Show each line of the items that contains the string "House", matching case exactly.
— BEGIN GIVEN ENTRIES —
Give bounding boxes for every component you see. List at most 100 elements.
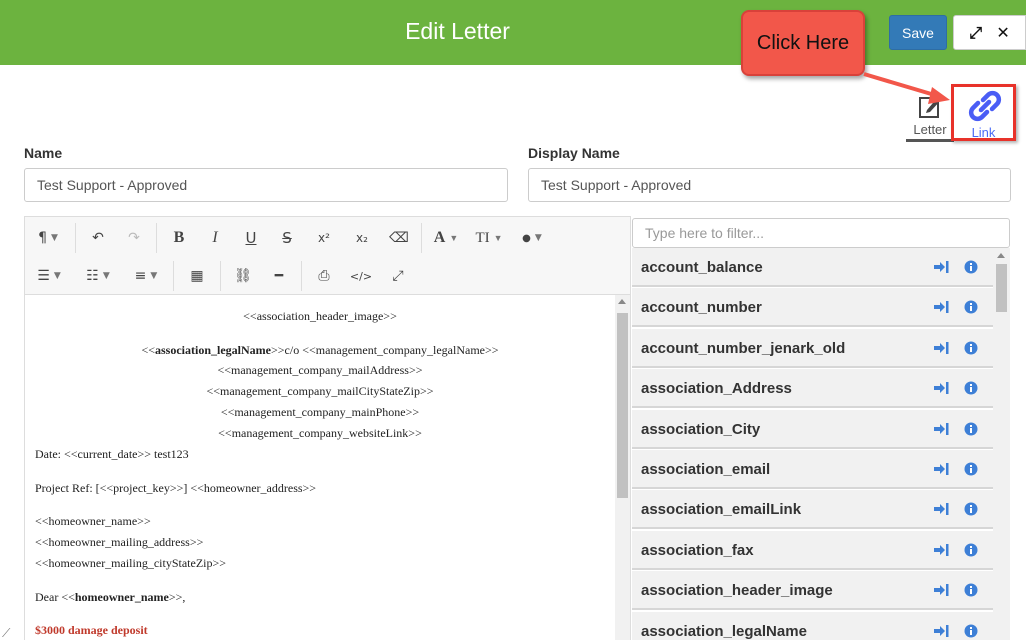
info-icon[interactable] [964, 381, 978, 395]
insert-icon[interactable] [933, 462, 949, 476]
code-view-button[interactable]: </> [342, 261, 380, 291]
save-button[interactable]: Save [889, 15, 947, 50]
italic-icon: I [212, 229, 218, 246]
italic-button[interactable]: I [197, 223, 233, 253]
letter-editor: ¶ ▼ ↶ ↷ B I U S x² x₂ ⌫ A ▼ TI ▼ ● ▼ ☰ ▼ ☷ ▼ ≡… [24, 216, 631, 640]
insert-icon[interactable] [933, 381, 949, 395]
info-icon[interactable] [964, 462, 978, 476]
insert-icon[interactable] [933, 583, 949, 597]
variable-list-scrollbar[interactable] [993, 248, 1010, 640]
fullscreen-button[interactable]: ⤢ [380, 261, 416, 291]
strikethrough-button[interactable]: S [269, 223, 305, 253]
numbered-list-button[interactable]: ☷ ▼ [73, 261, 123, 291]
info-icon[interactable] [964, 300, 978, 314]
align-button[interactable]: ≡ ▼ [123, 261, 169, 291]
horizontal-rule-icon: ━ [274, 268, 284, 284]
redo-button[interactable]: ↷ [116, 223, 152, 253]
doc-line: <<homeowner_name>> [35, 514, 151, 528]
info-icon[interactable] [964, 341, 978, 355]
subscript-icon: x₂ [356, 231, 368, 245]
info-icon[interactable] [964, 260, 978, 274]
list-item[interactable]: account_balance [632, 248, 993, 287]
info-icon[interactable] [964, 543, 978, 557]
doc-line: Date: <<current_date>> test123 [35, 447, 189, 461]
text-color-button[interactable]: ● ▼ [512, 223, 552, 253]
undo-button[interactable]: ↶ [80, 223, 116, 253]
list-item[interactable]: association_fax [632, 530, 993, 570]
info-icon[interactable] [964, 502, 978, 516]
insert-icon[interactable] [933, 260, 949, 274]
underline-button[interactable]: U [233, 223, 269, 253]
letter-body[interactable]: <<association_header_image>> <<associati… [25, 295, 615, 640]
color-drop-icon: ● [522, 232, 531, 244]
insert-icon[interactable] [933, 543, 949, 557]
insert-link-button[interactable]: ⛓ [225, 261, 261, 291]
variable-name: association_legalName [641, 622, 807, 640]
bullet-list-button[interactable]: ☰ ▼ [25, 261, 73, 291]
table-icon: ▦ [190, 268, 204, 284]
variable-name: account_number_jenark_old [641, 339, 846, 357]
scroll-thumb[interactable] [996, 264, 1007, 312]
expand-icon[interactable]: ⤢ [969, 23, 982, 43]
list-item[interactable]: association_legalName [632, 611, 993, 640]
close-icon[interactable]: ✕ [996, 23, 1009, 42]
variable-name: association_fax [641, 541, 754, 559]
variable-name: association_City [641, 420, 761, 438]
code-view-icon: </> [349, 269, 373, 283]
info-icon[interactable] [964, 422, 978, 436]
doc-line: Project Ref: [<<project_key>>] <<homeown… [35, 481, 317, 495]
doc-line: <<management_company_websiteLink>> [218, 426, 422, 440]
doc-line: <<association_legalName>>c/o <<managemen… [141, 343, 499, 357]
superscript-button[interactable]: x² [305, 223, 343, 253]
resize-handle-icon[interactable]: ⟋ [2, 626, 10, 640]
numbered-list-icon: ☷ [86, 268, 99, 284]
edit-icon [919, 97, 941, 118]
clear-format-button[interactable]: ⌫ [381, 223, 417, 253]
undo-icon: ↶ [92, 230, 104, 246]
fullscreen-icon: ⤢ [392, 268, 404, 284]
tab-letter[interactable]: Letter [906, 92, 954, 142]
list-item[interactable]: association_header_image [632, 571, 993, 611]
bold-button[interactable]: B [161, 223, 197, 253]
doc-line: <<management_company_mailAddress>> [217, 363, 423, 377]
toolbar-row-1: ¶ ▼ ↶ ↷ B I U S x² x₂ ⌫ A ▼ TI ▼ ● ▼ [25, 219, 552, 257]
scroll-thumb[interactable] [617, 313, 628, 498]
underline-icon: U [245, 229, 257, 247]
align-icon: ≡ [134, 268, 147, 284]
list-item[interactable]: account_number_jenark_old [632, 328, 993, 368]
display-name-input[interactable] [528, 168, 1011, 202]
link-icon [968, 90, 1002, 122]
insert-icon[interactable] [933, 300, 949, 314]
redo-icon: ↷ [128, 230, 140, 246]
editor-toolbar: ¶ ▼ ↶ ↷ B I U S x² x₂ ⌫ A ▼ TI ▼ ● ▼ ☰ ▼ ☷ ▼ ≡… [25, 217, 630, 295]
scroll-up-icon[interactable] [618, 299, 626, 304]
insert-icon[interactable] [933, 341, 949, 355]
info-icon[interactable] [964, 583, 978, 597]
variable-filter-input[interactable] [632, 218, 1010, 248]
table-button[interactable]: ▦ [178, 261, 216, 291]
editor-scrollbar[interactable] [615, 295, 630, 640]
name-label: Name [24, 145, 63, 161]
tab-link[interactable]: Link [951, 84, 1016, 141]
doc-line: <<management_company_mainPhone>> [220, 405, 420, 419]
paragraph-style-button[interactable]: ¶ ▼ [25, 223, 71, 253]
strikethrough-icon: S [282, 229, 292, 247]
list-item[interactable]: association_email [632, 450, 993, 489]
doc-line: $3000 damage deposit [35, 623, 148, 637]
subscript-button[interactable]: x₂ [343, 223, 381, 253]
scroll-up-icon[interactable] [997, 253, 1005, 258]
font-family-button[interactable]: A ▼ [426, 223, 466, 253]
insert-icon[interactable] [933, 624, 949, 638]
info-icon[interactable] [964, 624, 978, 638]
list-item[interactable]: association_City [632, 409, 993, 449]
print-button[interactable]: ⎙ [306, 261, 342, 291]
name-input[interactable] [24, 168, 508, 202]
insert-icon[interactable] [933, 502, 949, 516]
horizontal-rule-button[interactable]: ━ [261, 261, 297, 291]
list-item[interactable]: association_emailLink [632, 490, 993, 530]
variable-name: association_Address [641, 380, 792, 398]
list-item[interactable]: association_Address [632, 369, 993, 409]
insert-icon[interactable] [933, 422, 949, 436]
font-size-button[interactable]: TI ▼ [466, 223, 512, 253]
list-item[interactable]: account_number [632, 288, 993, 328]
— END GIVEN ENTRIES —
— BEGIN GIVEN ENTRIES —
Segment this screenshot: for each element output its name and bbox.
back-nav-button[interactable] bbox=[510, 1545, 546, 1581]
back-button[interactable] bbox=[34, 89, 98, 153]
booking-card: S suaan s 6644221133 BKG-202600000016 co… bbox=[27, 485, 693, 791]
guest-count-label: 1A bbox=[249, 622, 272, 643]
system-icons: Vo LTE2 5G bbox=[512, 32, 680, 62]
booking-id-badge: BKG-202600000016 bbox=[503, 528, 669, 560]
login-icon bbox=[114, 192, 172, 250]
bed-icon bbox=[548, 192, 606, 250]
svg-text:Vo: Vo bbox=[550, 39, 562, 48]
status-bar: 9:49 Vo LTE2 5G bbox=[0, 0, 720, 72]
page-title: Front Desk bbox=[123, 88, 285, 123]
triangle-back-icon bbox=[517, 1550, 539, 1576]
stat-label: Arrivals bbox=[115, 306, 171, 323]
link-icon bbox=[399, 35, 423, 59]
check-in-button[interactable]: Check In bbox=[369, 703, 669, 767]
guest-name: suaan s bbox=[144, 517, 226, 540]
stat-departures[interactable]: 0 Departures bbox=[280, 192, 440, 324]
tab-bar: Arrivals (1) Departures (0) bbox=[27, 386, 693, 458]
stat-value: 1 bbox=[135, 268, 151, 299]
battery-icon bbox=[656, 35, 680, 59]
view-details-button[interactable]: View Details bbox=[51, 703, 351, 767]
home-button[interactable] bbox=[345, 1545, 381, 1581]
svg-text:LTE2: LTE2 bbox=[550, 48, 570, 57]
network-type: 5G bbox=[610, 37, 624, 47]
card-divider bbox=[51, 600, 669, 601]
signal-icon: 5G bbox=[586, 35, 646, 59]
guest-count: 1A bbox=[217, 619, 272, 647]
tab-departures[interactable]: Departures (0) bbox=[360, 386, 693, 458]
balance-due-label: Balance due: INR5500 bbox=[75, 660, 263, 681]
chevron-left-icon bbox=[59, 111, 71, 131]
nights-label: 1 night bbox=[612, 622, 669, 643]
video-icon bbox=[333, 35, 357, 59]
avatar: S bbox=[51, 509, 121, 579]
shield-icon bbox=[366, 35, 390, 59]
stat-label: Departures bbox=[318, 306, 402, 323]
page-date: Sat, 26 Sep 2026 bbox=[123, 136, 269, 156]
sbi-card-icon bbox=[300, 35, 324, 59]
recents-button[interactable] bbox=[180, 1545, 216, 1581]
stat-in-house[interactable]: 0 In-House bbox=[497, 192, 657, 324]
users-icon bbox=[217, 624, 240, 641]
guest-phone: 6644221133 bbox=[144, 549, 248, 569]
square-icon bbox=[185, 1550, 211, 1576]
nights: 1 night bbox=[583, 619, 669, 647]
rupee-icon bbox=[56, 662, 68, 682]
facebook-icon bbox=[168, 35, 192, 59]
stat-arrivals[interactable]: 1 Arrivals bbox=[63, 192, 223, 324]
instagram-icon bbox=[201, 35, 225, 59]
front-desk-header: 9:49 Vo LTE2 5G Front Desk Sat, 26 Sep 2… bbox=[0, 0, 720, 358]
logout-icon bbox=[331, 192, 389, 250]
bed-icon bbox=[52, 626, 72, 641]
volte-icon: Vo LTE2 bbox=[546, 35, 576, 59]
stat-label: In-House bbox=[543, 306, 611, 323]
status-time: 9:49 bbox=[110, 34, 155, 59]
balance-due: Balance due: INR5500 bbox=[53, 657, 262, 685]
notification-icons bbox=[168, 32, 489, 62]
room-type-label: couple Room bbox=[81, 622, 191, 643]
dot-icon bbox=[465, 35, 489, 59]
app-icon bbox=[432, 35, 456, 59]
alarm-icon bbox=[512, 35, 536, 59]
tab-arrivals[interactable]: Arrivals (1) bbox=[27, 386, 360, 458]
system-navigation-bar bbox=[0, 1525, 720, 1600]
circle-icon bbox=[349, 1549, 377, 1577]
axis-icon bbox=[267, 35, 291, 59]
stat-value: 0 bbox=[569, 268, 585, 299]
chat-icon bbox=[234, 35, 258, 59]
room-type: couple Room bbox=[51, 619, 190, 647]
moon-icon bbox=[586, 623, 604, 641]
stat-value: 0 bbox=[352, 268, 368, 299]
— END GIVEN ENTRIES —
_IN RESPONSE_:
stat-in-house[interactable]: 0 In-House bbox=[497, 192, 657, 324]
stat-label: In-House bbox=[543, 306, 611, 323]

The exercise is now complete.